▶ _Written problem_
Drop every picture, then transcribe the remaining data exactly.
>> BEGIN Material shown
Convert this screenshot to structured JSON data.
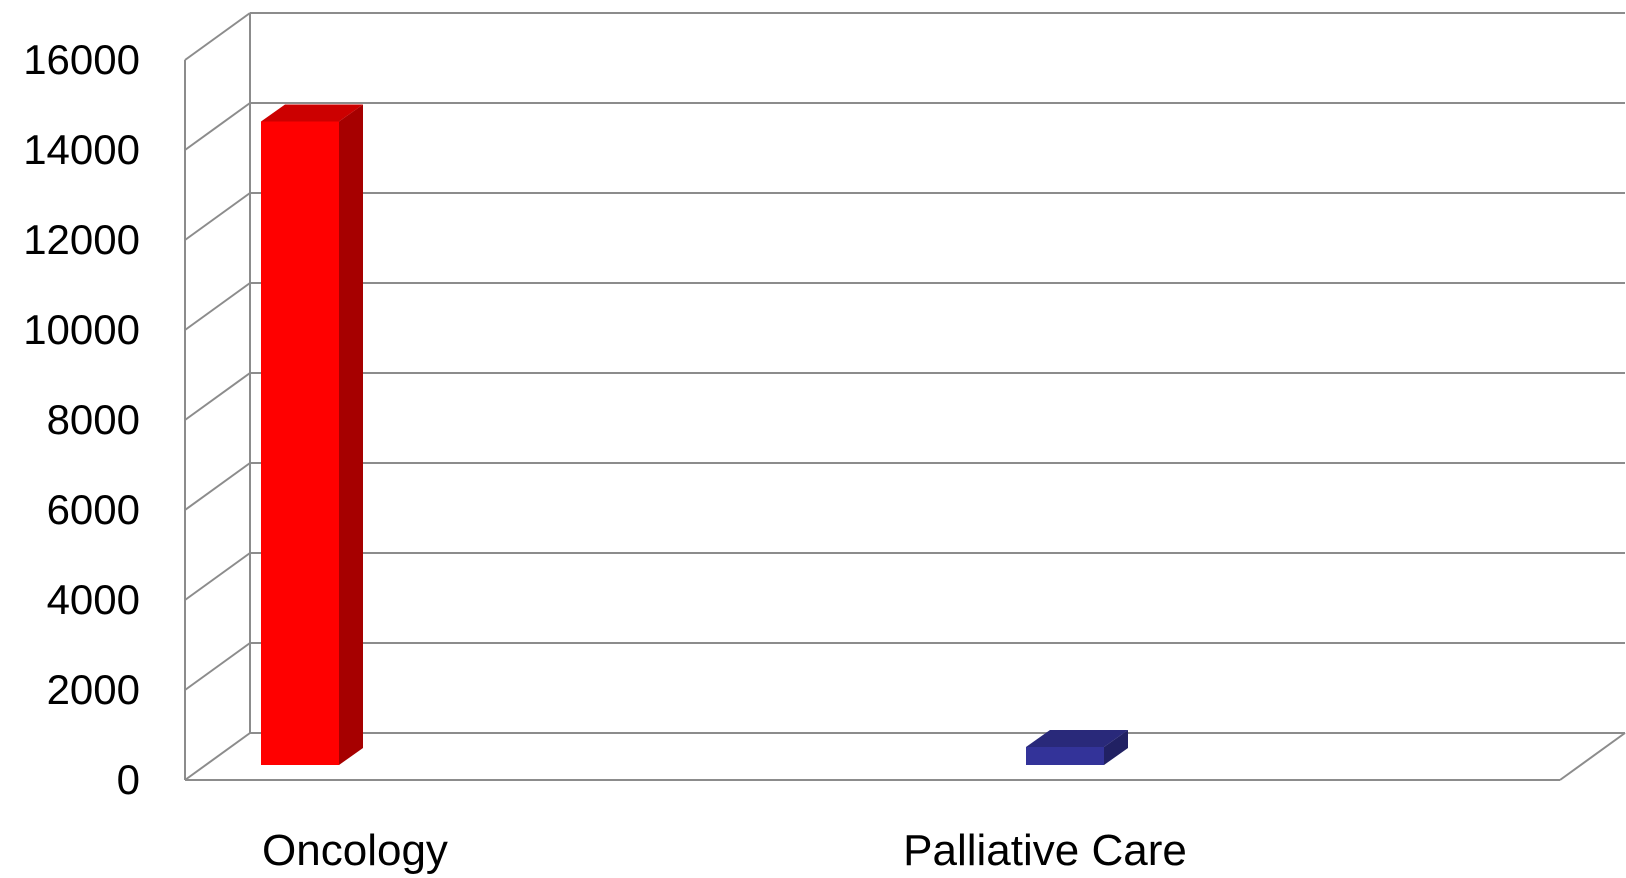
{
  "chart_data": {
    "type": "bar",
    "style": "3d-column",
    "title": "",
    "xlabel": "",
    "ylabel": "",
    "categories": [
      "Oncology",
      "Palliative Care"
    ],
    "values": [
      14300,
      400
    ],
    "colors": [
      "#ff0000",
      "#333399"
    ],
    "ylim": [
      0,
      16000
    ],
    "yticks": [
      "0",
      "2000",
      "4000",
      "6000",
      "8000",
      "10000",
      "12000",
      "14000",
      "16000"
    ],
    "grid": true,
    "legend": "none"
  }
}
>> END Material shown
▶ _Solution to this problem_
Convert this screenshot to structured JSON data.
{
  "chart_data": {
    "type": "bar",
    "style": "3d-column",
    "title": "",
    "xlabel": "",
    "ylabel": "",
    "categories": [
      "Oncology",
      "Palliative Care"
    ],
    "values": [
      14300,
      400
    ],
    "colors": [
      "#ff0000",
      "#333399"
    ],
    "ylim": [
      0,
      16000
    ],
    "yticks": [
      "0",
      "2000",
      "4000",
      "6000",
      "8000",
      "10000",
      "12000",
      "14000",
      "16000"
    ],
    "grid": true,
    "legend": "none"
  }
}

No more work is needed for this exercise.